**STUDY MATERIAL**.
┄┄┄┄┄┄

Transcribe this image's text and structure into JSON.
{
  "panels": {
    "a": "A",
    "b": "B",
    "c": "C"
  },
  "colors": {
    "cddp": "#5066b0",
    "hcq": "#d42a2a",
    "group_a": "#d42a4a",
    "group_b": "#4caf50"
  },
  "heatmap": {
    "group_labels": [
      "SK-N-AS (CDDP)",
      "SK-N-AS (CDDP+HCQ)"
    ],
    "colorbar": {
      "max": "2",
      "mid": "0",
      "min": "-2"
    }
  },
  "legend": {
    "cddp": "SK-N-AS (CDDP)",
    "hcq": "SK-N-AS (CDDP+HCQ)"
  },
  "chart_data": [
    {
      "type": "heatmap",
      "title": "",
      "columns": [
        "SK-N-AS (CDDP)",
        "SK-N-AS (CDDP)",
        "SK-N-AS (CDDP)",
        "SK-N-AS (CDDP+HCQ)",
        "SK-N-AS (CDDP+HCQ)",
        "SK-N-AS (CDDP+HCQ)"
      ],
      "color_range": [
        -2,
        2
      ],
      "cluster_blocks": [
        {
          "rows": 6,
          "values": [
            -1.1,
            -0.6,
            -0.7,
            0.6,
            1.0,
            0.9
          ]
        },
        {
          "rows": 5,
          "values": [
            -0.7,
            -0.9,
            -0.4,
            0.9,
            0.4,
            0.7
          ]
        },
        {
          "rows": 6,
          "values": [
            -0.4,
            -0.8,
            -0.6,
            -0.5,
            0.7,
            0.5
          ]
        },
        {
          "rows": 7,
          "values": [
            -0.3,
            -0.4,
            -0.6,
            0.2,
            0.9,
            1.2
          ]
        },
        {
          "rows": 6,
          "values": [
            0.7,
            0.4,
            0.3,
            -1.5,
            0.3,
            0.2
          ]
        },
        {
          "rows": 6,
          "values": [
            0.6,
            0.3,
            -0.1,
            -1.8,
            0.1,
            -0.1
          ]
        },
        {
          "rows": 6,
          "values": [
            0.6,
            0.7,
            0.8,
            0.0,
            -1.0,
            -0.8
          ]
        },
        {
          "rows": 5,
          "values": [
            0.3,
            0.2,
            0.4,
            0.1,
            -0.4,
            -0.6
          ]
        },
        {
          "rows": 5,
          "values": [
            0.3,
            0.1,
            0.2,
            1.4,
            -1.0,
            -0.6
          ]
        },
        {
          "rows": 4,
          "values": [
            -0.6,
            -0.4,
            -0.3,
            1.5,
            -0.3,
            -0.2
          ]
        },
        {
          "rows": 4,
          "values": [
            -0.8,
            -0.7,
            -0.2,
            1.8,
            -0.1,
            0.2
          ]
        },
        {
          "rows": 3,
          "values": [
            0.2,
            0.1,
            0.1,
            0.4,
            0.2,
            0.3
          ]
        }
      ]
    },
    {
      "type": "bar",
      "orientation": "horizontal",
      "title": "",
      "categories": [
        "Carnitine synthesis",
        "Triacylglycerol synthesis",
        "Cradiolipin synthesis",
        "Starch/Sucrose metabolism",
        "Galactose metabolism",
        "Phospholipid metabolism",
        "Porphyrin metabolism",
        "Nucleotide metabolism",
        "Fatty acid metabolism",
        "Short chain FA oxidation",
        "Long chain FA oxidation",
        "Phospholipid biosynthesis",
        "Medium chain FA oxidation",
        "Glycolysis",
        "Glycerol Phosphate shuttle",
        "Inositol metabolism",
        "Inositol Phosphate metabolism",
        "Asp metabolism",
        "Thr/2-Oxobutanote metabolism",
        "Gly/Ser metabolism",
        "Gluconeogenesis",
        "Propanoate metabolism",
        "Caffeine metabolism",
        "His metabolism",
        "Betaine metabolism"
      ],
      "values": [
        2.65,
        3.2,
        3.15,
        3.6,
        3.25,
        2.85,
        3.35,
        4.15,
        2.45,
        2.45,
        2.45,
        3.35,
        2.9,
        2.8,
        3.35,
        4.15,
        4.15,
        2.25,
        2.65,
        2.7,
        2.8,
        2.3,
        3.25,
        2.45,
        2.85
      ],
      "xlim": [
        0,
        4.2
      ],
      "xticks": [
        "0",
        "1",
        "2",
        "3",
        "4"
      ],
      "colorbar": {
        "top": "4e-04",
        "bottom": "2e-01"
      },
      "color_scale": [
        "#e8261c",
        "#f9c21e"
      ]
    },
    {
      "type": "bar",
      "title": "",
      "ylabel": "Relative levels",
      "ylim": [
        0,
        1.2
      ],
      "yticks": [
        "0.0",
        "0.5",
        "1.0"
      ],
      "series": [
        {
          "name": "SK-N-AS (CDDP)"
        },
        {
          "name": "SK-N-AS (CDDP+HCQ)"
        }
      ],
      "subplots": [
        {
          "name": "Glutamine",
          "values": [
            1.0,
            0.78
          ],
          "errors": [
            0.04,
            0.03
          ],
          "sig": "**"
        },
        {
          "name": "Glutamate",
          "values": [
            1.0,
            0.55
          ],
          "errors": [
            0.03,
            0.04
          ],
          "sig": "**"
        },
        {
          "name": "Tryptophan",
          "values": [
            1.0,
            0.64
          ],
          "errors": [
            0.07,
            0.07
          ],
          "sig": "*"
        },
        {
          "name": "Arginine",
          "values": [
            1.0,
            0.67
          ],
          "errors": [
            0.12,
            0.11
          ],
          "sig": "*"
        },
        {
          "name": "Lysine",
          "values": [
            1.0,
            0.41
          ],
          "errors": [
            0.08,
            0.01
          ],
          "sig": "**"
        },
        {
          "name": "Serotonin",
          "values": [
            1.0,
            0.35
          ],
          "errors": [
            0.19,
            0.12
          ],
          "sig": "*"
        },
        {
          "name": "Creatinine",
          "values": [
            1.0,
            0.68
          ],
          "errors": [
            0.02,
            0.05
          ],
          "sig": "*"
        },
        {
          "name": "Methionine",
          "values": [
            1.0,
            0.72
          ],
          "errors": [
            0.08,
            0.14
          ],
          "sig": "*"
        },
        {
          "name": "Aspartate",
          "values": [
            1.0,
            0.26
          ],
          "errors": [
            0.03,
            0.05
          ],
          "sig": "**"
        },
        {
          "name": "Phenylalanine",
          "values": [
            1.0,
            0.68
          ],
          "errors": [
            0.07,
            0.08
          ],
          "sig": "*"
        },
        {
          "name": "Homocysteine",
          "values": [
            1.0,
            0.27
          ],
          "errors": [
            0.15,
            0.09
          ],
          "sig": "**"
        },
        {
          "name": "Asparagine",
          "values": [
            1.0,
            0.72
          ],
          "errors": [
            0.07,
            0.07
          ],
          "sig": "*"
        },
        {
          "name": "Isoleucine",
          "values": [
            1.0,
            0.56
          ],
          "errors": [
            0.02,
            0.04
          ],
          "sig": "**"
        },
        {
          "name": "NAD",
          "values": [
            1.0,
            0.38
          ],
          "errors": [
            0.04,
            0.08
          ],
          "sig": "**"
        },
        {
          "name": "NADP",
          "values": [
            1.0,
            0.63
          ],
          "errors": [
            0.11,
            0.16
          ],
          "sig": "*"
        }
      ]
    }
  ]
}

┄┄┄┄┄┄

**WHAT THIS TASK INVOLVES**.
Pull every line containing "Phosphate" from the data.

**EXERCISE SOLUTION**.
        "Glycerol Phosphate shuttle",
        "Inositol Phosphate metabolism",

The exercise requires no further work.